• [WHAT THE EXERCISE ASKS]: Find and copy every line in the records that includes the string "Hospital".

• [MATERIAL FOR THIS EXERCISE]:
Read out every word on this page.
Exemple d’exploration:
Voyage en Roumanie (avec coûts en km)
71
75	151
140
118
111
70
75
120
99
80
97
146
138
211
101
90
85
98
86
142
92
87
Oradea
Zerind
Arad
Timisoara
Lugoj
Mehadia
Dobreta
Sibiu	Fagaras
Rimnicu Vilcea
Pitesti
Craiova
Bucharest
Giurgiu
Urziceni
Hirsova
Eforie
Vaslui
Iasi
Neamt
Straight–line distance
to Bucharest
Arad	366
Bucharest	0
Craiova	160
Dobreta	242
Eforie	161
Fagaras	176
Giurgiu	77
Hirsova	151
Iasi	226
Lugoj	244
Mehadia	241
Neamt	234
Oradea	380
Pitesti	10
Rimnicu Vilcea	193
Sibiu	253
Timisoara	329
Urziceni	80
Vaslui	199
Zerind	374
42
==
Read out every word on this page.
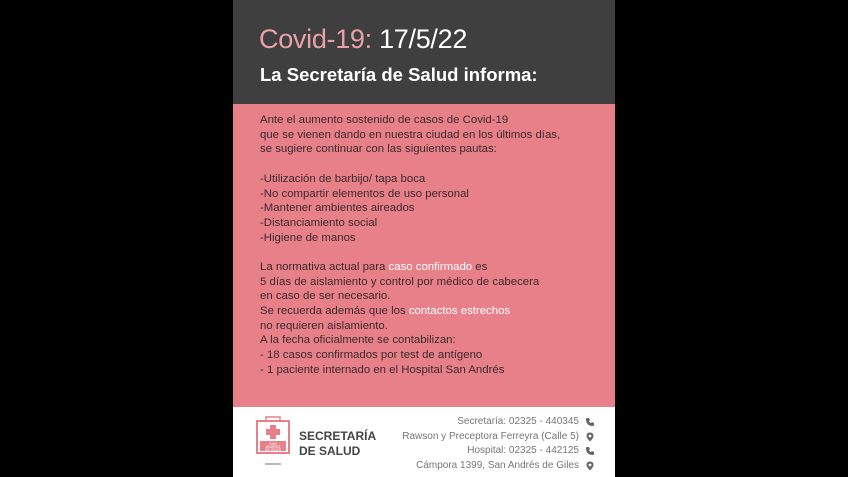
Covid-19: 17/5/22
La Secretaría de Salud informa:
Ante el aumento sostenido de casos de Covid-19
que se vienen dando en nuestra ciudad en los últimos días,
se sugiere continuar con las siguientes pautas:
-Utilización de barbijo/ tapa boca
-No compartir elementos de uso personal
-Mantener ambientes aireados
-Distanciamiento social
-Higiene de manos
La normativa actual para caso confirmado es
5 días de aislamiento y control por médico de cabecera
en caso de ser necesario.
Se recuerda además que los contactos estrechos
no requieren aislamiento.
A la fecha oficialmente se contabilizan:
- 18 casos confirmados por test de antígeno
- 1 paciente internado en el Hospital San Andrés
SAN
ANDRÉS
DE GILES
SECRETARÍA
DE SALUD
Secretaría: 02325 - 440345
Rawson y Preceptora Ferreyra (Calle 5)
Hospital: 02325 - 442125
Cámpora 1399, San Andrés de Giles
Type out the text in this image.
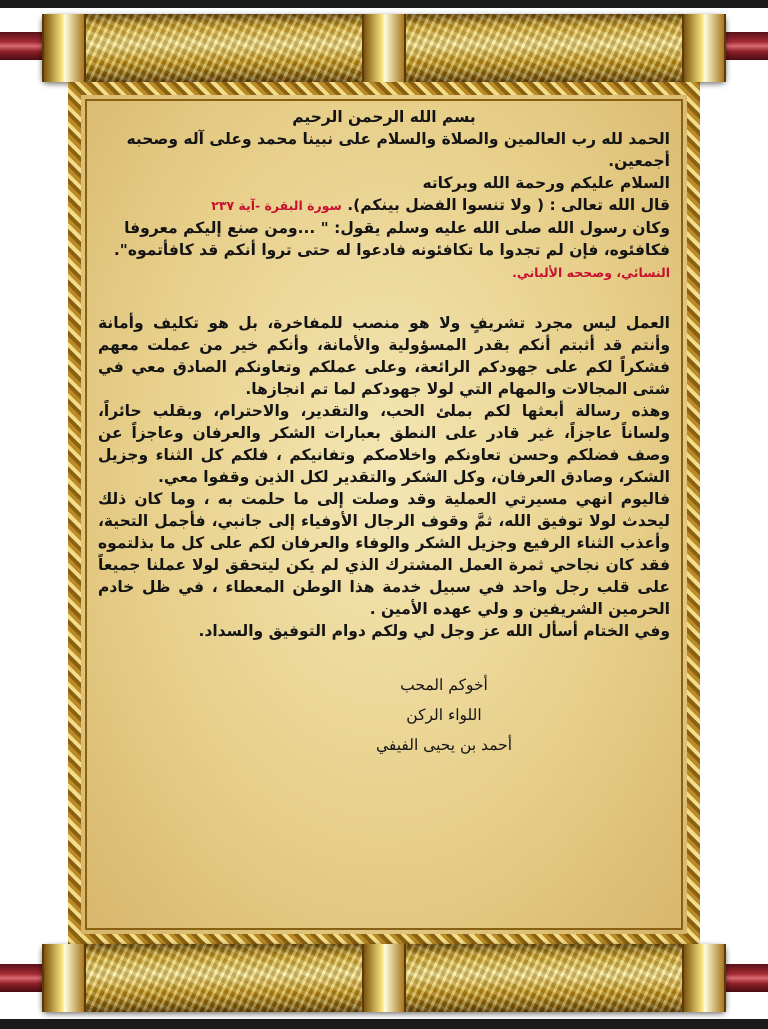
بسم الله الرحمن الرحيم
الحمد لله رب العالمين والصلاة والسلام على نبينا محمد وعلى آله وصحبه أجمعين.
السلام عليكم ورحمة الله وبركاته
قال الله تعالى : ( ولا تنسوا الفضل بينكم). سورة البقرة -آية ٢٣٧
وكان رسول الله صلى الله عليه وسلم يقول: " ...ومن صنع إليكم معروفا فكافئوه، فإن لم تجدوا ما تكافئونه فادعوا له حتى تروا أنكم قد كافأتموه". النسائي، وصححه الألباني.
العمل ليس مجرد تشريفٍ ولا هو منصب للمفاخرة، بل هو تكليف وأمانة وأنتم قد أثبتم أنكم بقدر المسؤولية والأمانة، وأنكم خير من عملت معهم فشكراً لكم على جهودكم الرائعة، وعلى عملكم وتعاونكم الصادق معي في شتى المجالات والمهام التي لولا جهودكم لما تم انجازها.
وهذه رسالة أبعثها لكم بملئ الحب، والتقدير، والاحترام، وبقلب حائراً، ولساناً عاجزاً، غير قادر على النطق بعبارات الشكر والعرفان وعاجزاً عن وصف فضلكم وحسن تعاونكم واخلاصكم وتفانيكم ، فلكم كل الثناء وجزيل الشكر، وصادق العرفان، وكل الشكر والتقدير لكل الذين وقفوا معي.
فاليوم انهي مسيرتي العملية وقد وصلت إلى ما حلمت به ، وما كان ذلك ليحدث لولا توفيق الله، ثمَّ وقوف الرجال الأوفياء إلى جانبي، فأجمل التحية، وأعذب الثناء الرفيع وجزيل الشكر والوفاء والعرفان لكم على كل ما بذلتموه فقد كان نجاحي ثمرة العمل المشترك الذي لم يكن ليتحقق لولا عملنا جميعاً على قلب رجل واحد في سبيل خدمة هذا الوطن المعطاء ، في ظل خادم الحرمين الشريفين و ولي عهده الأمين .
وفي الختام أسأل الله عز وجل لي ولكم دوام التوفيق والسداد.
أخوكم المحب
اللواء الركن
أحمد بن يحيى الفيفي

• [WRITTEN SOLUTION]:
- 1 paciente internado en el Hospital San Andrés
Hospital: 02325 - 442125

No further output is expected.